• _SET PROBLEM_:
Among the lines below, list those containing the string "Dashboard".

##### MATERIAL #####

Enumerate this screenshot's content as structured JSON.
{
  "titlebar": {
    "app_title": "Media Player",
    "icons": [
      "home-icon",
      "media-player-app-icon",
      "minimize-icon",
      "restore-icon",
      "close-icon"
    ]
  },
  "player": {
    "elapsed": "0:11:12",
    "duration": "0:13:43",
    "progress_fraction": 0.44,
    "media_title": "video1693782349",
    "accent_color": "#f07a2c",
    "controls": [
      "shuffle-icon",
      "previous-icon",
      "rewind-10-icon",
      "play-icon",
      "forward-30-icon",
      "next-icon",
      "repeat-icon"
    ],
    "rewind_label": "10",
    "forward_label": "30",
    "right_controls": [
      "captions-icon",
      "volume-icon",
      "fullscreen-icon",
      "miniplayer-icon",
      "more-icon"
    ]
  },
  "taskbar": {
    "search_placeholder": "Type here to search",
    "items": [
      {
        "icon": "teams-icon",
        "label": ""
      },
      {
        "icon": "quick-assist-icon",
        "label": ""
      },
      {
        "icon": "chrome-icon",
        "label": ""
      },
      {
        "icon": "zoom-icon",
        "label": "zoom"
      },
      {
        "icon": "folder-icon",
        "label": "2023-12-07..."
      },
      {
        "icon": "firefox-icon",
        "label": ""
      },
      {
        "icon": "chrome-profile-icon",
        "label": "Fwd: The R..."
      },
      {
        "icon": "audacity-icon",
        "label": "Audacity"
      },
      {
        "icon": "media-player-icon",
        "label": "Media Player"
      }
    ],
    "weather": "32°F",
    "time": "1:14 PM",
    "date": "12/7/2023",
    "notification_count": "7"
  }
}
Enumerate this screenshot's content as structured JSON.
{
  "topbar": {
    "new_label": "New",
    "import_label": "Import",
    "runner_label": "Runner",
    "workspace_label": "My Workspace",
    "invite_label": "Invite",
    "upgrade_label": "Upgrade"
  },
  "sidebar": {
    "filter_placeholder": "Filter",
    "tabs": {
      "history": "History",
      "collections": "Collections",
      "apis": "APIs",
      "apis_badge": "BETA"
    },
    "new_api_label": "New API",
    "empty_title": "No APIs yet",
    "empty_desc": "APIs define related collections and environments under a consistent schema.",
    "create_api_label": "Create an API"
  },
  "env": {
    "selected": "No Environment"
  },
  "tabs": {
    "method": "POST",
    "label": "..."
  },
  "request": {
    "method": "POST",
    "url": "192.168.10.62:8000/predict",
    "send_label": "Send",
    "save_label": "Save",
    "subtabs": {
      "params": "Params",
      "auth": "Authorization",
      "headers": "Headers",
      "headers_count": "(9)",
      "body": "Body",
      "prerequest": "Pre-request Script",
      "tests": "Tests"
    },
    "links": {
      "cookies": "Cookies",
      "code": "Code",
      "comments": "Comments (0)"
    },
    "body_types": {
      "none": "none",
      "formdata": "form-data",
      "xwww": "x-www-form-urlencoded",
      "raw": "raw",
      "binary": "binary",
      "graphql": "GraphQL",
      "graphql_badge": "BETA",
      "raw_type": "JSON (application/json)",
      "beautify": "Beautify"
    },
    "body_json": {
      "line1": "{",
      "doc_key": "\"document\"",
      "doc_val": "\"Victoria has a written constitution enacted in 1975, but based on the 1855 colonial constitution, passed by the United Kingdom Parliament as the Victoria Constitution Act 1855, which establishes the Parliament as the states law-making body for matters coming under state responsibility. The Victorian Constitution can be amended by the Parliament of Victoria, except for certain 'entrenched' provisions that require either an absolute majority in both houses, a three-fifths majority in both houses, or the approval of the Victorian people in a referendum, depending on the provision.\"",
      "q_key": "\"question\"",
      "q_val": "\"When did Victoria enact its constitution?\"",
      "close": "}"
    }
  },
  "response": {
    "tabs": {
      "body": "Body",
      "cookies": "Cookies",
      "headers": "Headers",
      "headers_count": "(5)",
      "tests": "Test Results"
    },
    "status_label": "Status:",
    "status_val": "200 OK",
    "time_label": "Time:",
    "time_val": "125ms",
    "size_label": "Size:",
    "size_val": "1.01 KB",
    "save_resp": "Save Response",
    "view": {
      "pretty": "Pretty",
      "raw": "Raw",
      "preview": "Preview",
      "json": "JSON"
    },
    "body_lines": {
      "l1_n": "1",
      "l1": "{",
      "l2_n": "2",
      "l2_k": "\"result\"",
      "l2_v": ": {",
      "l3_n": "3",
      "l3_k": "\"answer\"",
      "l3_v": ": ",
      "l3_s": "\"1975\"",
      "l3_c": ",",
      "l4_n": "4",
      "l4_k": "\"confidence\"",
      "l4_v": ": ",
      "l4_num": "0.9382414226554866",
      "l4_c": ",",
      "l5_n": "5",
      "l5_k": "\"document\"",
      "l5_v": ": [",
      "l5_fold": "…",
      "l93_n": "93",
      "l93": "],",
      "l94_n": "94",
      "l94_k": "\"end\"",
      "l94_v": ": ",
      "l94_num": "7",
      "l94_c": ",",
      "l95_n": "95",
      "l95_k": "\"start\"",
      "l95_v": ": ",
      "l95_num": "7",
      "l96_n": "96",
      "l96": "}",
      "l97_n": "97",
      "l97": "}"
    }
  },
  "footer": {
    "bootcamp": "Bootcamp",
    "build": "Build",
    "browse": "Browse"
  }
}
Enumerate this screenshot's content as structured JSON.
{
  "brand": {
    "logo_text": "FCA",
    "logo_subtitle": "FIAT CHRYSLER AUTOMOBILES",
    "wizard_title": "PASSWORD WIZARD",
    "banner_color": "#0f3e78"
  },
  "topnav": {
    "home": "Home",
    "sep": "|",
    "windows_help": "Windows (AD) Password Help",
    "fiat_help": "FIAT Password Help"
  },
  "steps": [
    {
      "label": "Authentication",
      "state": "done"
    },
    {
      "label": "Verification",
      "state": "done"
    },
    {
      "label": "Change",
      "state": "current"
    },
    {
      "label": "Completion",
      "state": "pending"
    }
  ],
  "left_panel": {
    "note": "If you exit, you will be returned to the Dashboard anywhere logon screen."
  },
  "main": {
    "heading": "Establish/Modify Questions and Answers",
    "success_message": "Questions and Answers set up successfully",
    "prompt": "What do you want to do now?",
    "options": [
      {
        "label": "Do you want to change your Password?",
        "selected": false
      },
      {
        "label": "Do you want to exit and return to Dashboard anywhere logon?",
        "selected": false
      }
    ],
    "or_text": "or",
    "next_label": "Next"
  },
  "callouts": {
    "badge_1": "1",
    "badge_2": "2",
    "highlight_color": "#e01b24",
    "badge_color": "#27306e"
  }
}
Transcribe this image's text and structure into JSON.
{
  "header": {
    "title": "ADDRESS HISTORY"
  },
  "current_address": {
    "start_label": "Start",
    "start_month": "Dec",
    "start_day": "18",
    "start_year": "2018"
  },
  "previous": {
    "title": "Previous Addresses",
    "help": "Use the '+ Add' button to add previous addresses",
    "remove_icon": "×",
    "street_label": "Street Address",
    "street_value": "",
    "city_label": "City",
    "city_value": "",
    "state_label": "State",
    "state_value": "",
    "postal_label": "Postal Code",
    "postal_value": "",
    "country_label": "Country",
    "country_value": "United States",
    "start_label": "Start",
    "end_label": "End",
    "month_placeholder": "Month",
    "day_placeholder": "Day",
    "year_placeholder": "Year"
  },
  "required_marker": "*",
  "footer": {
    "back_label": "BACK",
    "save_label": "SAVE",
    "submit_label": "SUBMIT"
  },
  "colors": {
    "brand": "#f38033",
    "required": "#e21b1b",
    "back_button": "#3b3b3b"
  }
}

#####

• _ANSWER BELOW_:
    "note": "If you exit, you will be returned to the Dashboard anywhere logon screen."
        "label": "Do you want to exit and return to Dashboard anywhere logon?",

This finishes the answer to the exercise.